◆ **Available records**
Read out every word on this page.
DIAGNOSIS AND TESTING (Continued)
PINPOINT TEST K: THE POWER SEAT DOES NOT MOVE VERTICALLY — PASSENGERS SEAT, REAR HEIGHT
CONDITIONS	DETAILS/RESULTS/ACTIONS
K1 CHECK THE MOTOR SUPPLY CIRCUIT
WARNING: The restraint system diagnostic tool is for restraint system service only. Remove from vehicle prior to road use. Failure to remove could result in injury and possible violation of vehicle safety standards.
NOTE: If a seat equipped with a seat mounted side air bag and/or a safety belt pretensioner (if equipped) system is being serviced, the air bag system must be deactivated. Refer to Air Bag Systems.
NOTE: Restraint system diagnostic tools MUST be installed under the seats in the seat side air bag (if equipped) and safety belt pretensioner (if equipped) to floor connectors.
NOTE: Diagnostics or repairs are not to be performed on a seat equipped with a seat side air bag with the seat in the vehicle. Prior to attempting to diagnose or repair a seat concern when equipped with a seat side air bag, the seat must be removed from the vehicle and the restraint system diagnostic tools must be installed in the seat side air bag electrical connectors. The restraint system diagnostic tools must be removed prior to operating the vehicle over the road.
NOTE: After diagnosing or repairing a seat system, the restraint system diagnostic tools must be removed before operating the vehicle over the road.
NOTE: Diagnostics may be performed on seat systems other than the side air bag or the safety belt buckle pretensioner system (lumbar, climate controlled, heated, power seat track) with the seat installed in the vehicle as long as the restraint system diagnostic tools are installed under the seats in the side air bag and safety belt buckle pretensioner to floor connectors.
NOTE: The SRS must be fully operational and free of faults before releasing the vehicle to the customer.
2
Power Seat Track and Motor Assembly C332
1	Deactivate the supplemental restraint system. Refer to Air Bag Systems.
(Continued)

...

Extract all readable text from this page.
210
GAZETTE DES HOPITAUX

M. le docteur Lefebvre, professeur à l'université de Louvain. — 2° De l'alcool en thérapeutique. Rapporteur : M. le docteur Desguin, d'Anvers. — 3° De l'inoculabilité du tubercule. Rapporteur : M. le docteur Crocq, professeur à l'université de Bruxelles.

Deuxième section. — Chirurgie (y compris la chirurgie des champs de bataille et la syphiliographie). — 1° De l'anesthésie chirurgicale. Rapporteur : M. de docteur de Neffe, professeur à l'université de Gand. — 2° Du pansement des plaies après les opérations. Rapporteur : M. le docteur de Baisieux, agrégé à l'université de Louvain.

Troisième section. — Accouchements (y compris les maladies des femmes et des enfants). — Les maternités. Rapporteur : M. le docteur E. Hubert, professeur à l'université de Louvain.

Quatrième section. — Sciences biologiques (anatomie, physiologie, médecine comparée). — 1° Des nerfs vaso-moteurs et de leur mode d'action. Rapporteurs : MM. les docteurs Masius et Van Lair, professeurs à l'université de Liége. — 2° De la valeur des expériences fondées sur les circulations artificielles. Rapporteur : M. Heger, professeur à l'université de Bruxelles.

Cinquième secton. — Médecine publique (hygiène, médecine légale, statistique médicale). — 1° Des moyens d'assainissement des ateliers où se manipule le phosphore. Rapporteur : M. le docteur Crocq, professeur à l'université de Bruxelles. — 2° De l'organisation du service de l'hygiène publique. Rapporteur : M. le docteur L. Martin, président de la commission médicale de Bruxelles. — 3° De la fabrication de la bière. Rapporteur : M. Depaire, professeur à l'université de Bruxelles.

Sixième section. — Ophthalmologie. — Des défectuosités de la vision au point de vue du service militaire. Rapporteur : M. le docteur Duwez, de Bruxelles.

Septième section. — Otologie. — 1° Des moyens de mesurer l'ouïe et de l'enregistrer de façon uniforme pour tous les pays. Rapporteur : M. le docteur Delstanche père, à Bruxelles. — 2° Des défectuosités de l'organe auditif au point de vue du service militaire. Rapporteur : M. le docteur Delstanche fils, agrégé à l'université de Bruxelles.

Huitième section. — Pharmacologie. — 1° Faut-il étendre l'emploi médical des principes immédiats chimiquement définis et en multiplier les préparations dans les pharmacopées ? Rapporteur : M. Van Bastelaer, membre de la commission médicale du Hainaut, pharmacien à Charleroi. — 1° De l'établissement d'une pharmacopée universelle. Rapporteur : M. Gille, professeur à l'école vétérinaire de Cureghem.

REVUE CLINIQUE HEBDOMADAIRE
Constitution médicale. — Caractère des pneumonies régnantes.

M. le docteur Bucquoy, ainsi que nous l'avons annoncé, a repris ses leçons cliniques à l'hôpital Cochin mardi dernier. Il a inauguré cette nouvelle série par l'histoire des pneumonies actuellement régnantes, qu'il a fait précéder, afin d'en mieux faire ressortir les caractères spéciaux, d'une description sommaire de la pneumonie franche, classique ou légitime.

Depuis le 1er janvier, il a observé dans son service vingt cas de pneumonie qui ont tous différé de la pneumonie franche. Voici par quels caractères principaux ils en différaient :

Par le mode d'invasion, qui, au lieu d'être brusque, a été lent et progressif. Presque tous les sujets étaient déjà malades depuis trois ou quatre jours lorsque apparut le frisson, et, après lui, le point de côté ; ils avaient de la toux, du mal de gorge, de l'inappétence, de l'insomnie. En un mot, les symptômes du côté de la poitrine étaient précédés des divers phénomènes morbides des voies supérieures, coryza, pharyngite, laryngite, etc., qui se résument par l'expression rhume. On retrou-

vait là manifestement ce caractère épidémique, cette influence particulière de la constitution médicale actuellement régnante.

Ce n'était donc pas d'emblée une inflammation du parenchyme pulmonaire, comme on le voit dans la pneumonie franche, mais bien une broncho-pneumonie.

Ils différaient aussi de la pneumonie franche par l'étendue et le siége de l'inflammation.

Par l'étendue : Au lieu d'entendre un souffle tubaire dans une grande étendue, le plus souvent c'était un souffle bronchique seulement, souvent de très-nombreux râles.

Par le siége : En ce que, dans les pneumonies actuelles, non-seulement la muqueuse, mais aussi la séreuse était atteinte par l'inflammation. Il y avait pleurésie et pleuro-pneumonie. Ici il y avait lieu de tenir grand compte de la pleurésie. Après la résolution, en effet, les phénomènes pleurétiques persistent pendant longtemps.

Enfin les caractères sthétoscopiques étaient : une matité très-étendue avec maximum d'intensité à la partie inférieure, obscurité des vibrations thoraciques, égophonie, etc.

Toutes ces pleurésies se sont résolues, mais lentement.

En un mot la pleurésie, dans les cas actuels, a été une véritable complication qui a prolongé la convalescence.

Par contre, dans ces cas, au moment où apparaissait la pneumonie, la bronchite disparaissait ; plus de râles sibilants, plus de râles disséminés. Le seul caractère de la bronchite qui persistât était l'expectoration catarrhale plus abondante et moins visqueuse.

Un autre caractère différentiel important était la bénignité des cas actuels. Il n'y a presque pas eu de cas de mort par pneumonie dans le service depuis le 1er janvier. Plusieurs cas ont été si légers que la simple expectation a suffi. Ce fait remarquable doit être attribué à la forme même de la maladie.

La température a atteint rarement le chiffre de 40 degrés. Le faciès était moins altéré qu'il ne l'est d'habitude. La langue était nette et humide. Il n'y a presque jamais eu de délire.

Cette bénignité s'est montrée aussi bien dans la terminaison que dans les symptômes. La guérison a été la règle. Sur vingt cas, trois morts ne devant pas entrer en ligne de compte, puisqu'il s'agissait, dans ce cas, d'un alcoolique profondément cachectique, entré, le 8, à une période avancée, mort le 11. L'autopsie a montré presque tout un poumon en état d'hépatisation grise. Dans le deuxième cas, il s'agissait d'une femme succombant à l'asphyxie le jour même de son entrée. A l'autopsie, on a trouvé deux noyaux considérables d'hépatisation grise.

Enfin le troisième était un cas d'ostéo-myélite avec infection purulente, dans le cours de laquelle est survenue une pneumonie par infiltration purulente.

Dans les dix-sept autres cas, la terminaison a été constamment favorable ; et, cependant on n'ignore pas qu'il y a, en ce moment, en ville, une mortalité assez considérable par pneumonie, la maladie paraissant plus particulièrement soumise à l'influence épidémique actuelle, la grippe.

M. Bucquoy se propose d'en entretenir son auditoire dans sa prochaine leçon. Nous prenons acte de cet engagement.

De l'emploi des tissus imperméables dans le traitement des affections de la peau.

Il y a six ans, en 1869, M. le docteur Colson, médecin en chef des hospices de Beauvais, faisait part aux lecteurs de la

◆ **Your goal**
Copy all lines from the data that hold the word "operating".

◆ **The response**
NOTE: Diagnostics or repairs are not to be performed on a seat equipped with a seat side air bag with the seat in the vehicle. Prior to attempting to diagnose or repair a seat concern when equipped with a seat side air bag, the seat must be removed from the vehicle and the restraint system diagnostic tools must be installed in the seat side air bag electrical connectors. The restraint system diagnostic tools must be removed prior to operating the vehicle over the road.
NOTE: After diagnosing or repairing a seat system, the restraint system diagnostic tools must be removed before operating the vehicle over the road.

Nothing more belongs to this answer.